Find the number of lines below in which the word "unaware" appears, and write that number only.

-- Input material start --

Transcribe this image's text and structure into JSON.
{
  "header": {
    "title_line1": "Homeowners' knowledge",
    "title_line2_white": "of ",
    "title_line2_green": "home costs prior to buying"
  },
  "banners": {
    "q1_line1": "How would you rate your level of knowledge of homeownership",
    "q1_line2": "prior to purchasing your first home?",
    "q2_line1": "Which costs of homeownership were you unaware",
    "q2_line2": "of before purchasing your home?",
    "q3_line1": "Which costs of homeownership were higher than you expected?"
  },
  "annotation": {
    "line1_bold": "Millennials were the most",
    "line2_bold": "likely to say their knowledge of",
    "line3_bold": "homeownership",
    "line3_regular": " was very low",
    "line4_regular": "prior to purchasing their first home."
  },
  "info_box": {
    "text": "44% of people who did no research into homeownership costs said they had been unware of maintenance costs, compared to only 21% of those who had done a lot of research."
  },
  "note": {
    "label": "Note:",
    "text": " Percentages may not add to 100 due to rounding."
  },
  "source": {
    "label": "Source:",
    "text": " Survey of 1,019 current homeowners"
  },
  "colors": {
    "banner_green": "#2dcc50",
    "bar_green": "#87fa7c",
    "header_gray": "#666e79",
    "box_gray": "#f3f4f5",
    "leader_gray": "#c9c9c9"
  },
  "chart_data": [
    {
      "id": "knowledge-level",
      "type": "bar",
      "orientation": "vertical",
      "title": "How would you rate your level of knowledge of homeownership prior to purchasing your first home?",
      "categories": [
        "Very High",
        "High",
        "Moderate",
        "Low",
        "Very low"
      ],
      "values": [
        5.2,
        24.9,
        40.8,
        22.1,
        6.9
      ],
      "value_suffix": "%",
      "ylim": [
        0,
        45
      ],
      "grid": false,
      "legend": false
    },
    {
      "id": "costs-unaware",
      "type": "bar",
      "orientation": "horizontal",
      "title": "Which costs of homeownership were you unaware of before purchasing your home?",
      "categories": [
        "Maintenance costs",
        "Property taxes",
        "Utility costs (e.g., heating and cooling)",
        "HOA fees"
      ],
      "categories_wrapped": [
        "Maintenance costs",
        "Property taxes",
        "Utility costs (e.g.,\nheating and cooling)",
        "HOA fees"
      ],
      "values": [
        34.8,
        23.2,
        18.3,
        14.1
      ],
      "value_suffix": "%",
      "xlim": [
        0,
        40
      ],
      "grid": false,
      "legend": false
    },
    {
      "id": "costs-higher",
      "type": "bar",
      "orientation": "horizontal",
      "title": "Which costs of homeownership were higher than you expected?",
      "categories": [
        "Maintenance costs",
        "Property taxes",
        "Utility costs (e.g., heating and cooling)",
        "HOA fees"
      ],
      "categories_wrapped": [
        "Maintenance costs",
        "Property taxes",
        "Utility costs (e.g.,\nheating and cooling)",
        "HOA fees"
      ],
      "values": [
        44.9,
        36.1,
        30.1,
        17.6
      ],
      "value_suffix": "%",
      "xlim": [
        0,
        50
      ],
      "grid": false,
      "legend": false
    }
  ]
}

-- Input material end --

## Written solution
3